TASK GOAL: Reproduce the material in full, unchanged.

DATA ROWS:
☆ ☆ ☆ ☆
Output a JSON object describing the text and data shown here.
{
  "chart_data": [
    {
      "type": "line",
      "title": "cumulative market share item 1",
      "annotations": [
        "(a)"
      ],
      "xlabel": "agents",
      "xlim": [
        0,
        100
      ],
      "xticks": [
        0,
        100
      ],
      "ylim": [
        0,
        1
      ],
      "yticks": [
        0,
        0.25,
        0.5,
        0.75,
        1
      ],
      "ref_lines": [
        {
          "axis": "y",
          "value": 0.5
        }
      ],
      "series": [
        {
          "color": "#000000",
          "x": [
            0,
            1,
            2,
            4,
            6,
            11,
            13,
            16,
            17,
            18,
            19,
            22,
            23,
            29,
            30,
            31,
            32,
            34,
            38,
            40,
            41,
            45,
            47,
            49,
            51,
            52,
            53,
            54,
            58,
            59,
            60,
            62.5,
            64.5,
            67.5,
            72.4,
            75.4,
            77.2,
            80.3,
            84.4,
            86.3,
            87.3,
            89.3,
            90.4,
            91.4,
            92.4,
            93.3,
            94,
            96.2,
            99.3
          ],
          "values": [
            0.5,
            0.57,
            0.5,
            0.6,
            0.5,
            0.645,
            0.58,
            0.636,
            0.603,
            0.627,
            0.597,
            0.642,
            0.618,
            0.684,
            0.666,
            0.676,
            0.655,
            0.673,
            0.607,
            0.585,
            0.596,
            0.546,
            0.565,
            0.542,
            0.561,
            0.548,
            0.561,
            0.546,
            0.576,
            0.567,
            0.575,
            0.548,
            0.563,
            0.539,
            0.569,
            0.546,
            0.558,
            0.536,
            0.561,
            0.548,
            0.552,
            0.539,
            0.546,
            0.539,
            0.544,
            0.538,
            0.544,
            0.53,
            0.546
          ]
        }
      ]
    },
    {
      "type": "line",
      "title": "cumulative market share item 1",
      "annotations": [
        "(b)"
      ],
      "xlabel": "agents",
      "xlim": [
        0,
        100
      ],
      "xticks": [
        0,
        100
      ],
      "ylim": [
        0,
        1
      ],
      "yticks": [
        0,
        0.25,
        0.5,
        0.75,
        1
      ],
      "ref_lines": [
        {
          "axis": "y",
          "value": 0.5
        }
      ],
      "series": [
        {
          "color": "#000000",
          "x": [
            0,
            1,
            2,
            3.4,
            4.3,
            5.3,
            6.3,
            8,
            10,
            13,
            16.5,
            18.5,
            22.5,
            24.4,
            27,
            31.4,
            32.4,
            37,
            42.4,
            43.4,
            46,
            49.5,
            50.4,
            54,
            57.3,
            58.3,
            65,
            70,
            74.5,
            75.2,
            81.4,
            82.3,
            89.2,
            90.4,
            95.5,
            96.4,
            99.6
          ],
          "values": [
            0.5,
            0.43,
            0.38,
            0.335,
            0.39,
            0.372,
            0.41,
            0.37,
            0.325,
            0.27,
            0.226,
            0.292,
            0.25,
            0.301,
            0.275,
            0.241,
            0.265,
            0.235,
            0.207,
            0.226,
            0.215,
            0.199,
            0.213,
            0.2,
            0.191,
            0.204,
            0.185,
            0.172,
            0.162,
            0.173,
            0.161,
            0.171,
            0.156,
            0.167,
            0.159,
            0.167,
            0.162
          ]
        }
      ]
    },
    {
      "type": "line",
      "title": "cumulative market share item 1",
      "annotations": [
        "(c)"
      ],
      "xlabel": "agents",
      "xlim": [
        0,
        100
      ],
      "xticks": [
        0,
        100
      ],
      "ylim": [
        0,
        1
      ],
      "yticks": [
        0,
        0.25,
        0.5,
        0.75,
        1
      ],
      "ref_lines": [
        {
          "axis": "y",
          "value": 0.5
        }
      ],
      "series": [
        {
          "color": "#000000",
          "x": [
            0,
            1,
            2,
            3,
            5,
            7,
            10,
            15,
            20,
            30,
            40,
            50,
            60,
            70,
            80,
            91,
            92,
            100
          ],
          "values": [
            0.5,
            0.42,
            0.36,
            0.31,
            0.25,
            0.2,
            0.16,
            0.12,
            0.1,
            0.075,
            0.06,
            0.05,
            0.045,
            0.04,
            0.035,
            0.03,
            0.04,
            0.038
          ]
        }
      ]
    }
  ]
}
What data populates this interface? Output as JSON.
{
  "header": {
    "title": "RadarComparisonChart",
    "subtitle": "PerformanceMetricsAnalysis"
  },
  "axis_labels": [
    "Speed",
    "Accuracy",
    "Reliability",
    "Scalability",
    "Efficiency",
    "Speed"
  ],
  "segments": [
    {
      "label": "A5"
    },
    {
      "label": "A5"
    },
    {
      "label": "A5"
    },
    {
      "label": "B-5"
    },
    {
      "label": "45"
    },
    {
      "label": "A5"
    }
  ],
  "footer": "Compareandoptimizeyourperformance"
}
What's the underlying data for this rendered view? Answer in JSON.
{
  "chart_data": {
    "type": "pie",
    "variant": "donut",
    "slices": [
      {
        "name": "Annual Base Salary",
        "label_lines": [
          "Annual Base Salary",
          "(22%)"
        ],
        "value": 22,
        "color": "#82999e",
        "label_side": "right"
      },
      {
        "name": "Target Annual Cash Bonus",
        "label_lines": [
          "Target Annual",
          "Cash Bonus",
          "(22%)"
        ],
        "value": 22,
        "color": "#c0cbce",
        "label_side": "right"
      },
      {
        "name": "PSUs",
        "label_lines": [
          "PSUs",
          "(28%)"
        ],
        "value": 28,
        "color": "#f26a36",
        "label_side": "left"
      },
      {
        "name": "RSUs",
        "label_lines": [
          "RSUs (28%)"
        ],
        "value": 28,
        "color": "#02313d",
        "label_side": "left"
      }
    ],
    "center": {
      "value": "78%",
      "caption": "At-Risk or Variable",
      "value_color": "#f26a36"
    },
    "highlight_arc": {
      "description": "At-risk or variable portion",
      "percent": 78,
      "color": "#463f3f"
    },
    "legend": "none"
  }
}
☆ ☆ ☆ ☆
ANSWER TO THE PROBLEM:
Output a JSON object describing the text and data shown here.
{
  "chart_data": [
    {
      "type": "line",
      "title": "cumulative market share item 1",
      "annotations": [
        "(a)"
      ],
      "xlabel": "agents",
      "xlim": [
        0,
        100
      ],
      "xticks": [
        0,
        100
      ],
      "ylim": [
        0,
        1
      ],
      "yticks": [
        0,
        0.25,
        0.5,
        0.75,
        1
      ],
      "ref_lines": [
        {
          "axis": "y",
          "value": 0.5
        }
      ],
      "series": [
        {
          "color": "#000000",
          "x": [
            0,
            1,
            2,
            4,
            6,
            11,
            13,
            16,
            17,
            18,
            19,
            22,
            23,
            29,
            30,
            31,
            32,
            34,
            38,
            40,
            41,
            45,
            47,
            49,
            51,
            52,
            53,
            54,
            58,
            59,
            60,
            62.5,
            64.5,
            67.5,
            72.4,
            75.4,
            77.2,
            80.3,
            84.4,
            86.3,
            87.3,
            89.3,
            90.4,
            91.4,
            92.4,
            93.3,
            94,
            96.2,
            99.3
          ],
          "values": [
            0.5,
            0.57,
            0.5,
            0.6,
            0.5,
            0.645,
            0.58,
            0.636,
            0.603,
            0.627,
            0.597,
            0.642,
            0.618,
            0.684,
            0.666,
            0.676,
            0.655,
            0.673,
            0.607,
            0.585,
            0.596,
            0.546,
            0.565,
            0.542,
            0.561,
            0.548,
            0.561,
            0.546,
            0.576,
            0.567,
            0.575,
            0.548,
            0.563,
            0.539,
            0.569,
            0.546,
            0.558,
            0.536,
            0.561,
            0.548,
            0.552,
            0.539,
            0.546,
            0.539,
            0.544,
            0.538,
            0.544,
            0.53,
            0.546
          ]
        }
      ]
    },
    {
      "type": "line",
      "title": "cumulative market share item 1",
      "annotations": [
        "(b)"
      ],
      "xlabel": "agents",
      "xlim": [
        0,
        100
      ],
      "xticks": [
        0,
        100
      ],
      "ylim": [
        0,
        1
      ],
      "yticks": [
        0,
        0.25,
        0.5,
        0.75,
        1
      ],
      "ref_lines": [
        {
          "axis": "y",
          "value": 0.5
        }
      ],
      "series": [
        {
          "color": "#000000",
          "x": [
            0,
            1,
            2,
            3.4,
            4.3,
            5.3,
            6.3,
            8,
            10,
            13,
            16.5,
            18.5,
            22.5,
            24.4,
            27,
            31.4,
            32.4,
            37,
            42.4,
            43.4,
            46,
            49.5,
            50.4,
            54,
            57.3,
            58.3,
            65,
            70,
            74.5,
            75.2,
            81.4,
            82.3,
            89.2,
            90.4,
            95.5,
            96.4,
            99.6
          ],
          "values": [
            0.5,
            0.43,
            0.38,
            0.335,
            0.39,
            0.372,
            0.41,
            0.37,
            0.325,
            0.27,
            0.226,
            0.292,
            0.25,
            0.301,
            0.275,
            0.241,
            0.265,
            0.235,
            0.207,
            0.226,
            0.215,
            0.199,
            0.213,
            0.2,
            0.191,
            0.204,
            0.185,
            0.172,
            0.162,
            0.173,
            0.161,
            0.171,
            0.156,
            0.167,
            0.159,
            0.167,
            0.162
          ]
        }
      ]
    },
    {
      "type": "line",
      "title": "cumulative market share item 1",
      "annotations": [
        "(c)"
      ],
      "xlabel": "agents",
      "xlim": [
        0,
        100
      ],
      "xticks": [
        0,
        100
      ],
      "ylim": [
        0,
        1
      ],
      "yticks": [
        0,
        0.25,
        0.5,
        0.75,
        1
      ],
      "ref_lines": [
        {
          "axis": "y",
          "value": 0.5
        }
      ],
      "series": [
        {
          "color": "#000000",
          "x": [
            0,
            1,
            2,
            3,
            5,
            7,
            10,
            15,
            20,
            30,
            40,
            50,
            60,
            70,
            80,
            91,
            92,
            100
          ],
          "values": [
            0.5,
            0.42,
            0.36,
            0.31,
            0.25,
            0.2,
            0.16,
            0.12,
            0.1,
            0.075,
            0.06,
            0.05,
            0.045,
            0.04,
            0.035,
            0.03,
            0.04,
            0.038
          ]
        }
      ]
    }
  ]
}
What data populates this interface? Output as JSON.
{
  "header": {
    "title": "RadarComparisonChart",
    "subtitle": "PerformanceMetricsAnalysis"
  },
  "axis_labels": [
    "Speed",
    "Accuracy",
    "Reliability",
    "Scalability",
    "Efficiency",
    "Speed"
  ],
  "segments": [
    {
      "label": "A5"
    },
    {
      "label": "A5"
    },
    {
      "label": "A5"
    },
    {
      "label": "B-5"
    },
    {
      "label": "45"
    },
    {
      "label": "A5"
    }
  ],
  "footer": "Compareandoptimizeyourperformance"
}
What's the underlying data for this rendered view? Answer in JSON.
{
  "chart_data": {
    "type": "pie",
    "variant": "donut",
    "slices": [
      {
        "name": "Annual Base Salary",
        "label_lines": [
          "Annual Base Salary",
          "(22%)"
        ],
        "value": 22,
        "color": "#82999e",
        "label_side": "right"
      },
      {
        "name": "Target Annual Cash Bonus",
        "label_lines": [
          "Target Annual",
          "Cash Bonus",
          "(22%)"
        ],
        "value": 22,
        "color": "#c0cbce",
        "label_side": "right"
      },
      {
        "name": "PSUs",
        "label_lines": [
          "PSUs",
          "(28%)"
        ],
        "value": 28,
        "color": "#f26a36",
        "label_side": "left"
      },
      {
        "name": "RSUs",
        "label_lines": [
          "RSUs (28%)"
        ],
        "value": 28,
        "color": "#02313d",
        "label_side": "left"
      }
    ],
    "center": {
      "value": "78%",
      "caption": "At-Risk or Variable",
      "value_color": "#f26a36"
    },
    "highlight_arc": {
      "description": "At-risk or variable portion",
      "percent": 78,
      "color": "#463f3f"
    },
    "legend": "none"
  }
}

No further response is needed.